╔══

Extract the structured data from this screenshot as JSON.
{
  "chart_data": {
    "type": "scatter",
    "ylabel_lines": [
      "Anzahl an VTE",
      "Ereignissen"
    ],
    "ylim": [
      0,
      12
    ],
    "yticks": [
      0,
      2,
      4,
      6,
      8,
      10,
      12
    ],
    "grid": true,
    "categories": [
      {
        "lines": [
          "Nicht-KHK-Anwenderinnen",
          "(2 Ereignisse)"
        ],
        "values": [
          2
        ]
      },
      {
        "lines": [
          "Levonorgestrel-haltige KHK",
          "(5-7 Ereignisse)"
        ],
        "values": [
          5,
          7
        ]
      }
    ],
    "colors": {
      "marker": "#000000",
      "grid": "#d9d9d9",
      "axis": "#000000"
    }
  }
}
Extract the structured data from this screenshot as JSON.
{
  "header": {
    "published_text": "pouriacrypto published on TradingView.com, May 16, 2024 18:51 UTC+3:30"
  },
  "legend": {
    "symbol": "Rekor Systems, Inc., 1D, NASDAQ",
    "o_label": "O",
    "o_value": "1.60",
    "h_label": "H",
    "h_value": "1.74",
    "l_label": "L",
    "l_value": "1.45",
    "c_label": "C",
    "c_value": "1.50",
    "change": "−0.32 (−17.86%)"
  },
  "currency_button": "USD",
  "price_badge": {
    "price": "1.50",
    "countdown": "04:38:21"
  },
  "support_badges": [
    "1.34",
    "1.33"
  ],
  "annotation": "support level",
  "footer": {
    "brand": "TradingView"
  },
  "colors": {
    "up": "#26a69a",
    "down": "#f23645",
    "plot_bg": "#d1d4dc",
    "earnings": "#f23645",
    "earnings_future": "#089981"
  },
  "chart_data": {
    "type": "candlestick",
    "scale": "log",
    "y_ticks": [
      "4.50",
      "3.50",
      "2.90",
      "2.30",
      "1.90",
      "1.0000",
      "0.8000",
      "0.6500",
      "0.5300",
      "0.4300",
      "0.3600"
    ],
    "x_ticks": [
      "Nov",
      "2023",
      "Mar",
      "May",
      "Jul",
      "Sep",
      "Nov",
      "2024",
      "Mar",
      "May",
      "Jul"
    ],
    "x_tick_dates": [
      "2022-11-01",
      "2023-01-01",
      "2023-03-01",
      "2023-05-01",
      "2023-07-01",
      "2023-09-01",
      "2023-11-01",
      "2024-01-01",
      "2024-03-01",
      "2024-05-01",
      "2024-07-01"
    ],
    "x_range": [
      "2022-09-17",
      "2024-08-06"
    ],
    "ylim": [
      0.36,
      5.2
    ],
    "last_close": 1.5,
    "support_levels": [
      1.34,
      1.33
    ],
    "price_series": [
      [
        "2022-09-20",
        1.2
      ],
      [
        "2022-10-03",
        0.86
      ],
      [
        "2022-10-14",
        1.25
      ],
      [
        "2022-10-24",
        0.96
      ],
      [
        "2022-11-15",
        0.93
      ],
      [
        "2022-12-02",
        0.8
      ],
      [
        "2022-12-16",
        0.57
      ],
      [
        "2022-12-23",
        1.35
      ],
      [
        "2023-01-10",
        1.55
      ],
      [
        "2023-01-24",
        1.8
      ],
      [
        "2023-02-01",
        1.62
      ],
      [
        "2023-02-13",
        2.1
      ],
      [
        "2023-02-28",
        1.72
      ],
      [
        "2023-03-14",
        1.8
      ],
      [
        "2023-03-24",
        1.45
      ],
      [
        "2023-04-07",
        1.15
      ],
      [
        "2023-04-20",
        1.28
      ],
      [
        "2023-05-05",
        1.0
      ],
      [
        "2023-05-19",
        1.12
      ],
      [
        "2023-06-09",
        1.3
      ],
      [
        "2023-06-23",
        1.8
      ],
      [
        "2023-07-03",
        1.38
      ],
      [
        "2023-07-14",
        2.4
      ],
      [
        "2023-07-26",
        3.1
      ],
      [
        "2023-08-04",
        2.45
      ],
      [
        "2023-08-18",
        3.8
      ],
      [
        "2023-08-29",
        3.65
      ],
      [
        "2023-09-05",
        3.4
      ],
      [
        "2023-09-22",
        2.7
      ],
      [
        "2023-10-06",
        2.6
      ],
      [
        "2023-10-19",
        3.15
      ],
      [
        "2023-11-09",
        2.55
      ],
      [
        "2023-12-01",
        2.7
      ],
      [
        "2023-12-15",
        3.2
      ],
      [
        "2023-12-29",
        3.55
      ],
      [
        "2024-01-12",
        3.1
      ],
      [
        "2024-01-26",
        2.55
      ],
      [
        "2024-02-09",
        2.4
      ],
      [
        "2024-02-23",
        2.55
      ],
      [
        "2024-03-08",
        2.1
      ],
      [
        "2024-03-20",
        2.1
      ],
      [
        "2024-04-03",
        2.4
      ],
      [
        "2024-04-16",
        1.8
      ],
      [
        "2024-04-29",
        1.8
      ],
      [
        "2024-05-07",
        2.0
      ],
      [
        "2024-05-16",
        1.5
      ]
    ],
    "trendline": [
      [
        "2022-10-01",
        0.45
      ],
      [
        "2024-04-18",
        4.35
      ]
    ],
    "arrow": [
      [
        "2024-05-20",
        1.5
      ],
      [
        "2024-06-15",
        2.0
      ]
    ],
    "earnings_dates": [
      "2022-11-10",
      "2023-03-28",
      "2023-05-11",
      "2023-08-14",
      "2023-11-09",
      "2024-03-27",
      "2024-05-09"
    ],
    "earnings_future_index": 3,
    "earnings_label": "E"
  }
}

╚══

* [YOUR TASK]: Scan the material above. Extract every line in which the word "TradingView" occurs.

* [EXERCISE SOLUTION]:
    "published_text": "pouriacrypto published on TradingView.com, May 16, 2024 18:51 UTC+3:30"
    "brand": "TradingView"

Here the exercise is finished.